* _Exercise details_:
Reproduce the records below exactly as they appear.

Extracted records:
_ _ _ _ _ _ _

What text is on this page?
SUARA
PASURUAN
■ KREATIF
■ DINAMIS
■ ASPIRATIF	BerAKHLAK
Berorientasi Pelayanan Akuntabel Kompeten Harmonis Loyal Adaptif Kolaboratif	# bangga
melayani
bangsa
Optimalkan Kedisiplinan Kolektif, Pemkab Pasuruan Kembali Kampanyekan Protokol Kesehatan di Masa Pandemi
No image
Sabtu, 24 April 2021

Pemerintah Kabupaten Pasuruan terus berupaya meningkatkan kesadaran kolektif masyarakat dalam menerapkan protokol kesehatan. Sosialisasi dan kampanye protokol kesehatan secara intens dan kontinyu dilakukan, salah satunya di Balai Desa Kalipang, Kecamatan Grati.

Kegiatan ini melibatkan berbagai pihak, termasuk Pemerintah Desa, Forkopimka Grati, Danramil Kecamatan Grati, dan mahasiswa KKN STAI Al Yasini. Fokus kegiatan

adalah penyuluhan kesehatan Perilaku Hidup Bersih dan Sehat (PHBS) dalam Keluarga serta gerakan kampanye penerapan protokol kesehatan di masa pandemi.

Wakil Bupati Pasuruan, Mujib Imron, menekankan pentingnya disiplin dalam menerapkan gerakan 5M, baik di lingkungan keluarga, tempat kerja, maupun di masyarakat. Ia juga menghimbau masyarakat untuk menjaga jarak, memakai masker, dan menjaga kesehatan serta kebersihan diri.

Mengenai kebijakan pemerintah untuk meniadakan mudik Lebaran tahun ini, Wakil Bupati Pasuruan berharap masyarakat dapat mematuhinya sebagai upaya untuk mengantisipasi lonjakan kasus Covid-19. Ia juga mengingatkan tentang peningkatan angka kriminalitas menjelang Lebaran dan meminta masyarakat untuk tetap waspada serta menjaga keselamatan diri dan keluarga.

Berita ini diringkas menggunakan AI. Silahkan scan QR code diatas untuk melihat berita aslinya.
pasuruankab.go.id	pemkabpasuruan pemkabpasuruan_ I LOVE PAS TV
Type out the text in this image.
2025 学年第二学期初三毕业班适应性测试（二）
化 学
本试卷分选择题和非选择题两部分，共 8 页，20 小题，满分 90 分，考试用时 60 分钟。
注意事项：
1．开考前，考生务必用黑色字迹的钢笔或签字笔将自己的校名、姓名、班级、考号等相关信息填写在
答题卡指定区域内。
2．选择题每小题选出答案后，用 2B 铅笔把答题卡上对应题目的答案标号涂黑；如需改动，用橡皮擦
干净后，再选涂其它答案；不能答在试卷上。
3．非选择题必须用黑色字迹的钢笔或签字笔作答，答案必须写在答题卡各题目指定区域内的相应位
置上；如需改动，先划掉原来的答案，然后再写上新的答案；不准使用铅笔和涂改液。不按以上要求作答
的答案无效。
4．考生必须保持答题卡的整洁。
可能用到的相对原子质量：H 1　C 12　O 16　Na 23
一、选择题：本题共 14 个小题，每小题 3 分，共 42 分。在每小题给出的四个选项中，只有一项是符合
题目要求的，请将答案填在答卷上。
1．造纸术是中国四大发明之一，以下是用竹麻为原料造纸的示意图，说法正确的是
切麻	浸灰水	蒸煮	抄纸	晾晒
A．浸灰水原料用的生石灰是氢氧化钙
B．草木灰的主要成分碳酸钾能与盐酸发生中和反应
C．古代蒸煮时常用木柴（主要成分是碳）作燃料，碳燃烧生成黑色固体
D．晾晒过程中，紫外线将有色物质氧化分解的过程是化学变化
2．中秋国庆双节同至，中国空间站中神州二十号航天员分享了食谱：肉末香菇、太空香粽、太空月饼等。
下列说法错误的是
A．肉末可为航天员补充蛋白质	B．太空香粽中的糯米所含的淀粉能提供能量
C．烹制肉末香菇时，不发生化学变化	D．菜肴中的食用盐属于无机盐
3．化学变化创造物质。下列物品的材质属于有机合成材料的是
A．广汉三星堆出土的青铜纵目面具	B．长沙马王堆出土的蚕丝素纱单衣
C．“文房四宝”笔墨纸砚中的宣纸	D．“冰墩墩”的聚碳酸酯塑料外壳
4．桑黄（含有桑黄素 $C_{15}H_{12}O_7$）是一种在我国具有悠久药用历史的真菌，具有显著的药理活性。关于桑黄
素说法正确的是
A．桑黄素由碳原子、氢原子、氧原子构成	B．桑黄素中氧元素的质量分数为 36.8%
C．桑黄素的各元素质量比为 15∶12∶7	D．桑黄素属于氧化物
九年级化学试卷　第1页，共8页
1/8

_ _ _ _ _ _ _

* _Result of the task_:
What text is on this page?
SUARA
PASURUAN
■ KREATIF
■ DINAMIS
■ ASPIRATIF	BerAKHLAK
Berorientasi Pelayanan Akuntabel Kompeten Harmonis Loyal Adaptif Kolaboratif	# bangga
melayani
bangsa
Optimalkan Kedisiplinan Kolektif, Pemkab Pasuruan Kembali Kampanyekan Protokol Kesehatan di Masa Pandemi
No image
Sabtu, 24 April 2021

Pemerintah Kabupaten Pasuruan terus berupaya meningkatkan kesadaran kolektif masyarakat dalam menerapkan protokol kesehatan. Sosialisasi dan kampanye protokol kesehatan secara intens dan kontinyu dilakukan, salah satunya di Balai Desa Kalipang, Kecamatan Grati.

Kegiatan ini melibatkan berbagai pihak, termasuk Pemerintah Desa, Forkopimka Grati, Danramil Kecamatan Grati, dan mahasiswa KKN STAI Al Yasini. Fokus kegiatan

adalah penyuluhan kesehatan Perilaku Hidup Bersih dan Sehat (PHBS) dalam Keluarga serta gerakan kampanye penerapan protokol kesehatan di masa pandemi.

Wakil Bupati Pasuruan, Mujib Imron, menekankan pentingnya disiplin dalam menerapkan gerakan 5M, baik di lingkungan keluarga, tempat kerja, maupun di masyarakat. Ia juga menghimbau masyarakat untuk menjaga jarak, memakai masker, dan menjaga kesehatan serta kebersihan diri.

Mengenai kebijakan pemerintah untuk meniadakan mudik Lebaran tahun ini, Wakil Bupati Pasuruan berharap masyarakat dapat mematuhinya sebagai upaya untuk mengantisipasi lonjakan kasus Covid-19. Ia juga mengingatkan tentang peningkatan angka kriminalitas menjelang Lebaran dan meminta masyarakat untuk tetap waspada serta menjaga keselamatan diri dan keluarga.

Berita ini diringkas menggunakan AI. Silahkan scan QR code diatas untuk melihat berita aslinya.
pasuruankab.go.id	pemkabpasuruan pemkabpasuruan_ I LOVE PAS TV
Type out the text in this image.
2025 学年第二学期初三毕业班适应性测试（二）
化 学
本试卷分选择题和非选择题两部分，共 8 页，20 小题，满分 90 分，考试用时 60 分钟。
注意事项：
1．开考前，考生务必用黑色字迹的钢笔或签字笔将自己的校名、姓名、班级、考号等相关信息填写在
答题卡指定区域内。
2．选择题每小题选出答案后，用 2B 铅笔把答题卡上对应题目的答案标号涂黑；如需改动，用橡皮擦
干净后，再选涂其它答案；不能答在试卷上。
3．非选择题必须用黑色字迹的钢笔或签字笔作答，答案必须写在答题卡各题目指定区域内的相应位
置上；如需改动，先划掉原来的答案，然后再写上新的答案；不准使用铅笔和涂改液。不按以上要求作答
的答案无效。
4．考生必须保持答题卡的整洁。
可能用到的相对原子质量：H 1　C 12　O 16　Na 23
一、选择题：本题共 14 个小题，每小题 3 分，共 42 分。在每小题给出的四个选项中，只有一项是符合
题目要求的，请将答案填在答卷上。
1．造纸术是中国四大发明之一，以下是用竹麻为原料造纸的示意图，说法正确的是
切麻	浸灰水	蒸煮	抄纸	晾晒
A．浸灰水原料用的生石灰是氢氧化钙
B．草木灰的主要成分碳酸钾能与盐酸发生中和反应
C．古代蒸煮时常用木柴（主要成分是碳）作燃料，碳燃烧生成黑色固体
D．晾晒过程中，紫外线将有色物质氧化分解的过程是化学变化
2．中秋国庆双节同至，中国空间站中神州二十号航天员分享了食谱：肉末香菇、太空香粽、太空月饼等。
下列说法错误的是
A．肉末可为航天员补充蛋白质	B．太空香粽中的糯米所含的淀粉能提供能量
C．烹制肉末香菇时，不发生化学变化	D．菜肴中的食用盐属于无机盐
3．化学变化创造物质。下列物品的材质属于有机合成材料的是
A．广汉三星堆出土的青铜纵目面具	B．长沙马王堆出土的蚕丝素纱单衣
C．“文房四宝”笔墨纸砚中的宣纸	D．“冰墩墩”的聚碳酸酯塑料外壳
4．桑黄（含有桑黄素 $C_{15}H_{12}O_7$）是一种在我国具有悠久药用历史的真菌，具有显著的药理活性。关于桑黄
素说法正确的是
A．桑黄素由碳原子、氢原子、氧原子构成	B．桑黄素中氧元素的质量分数为 36.8%
C．桑黄素的各元素质量比为 15∶12∶7	D．桑黄素属于氧化物
九年级化学试卷　第1页，共8页
1/8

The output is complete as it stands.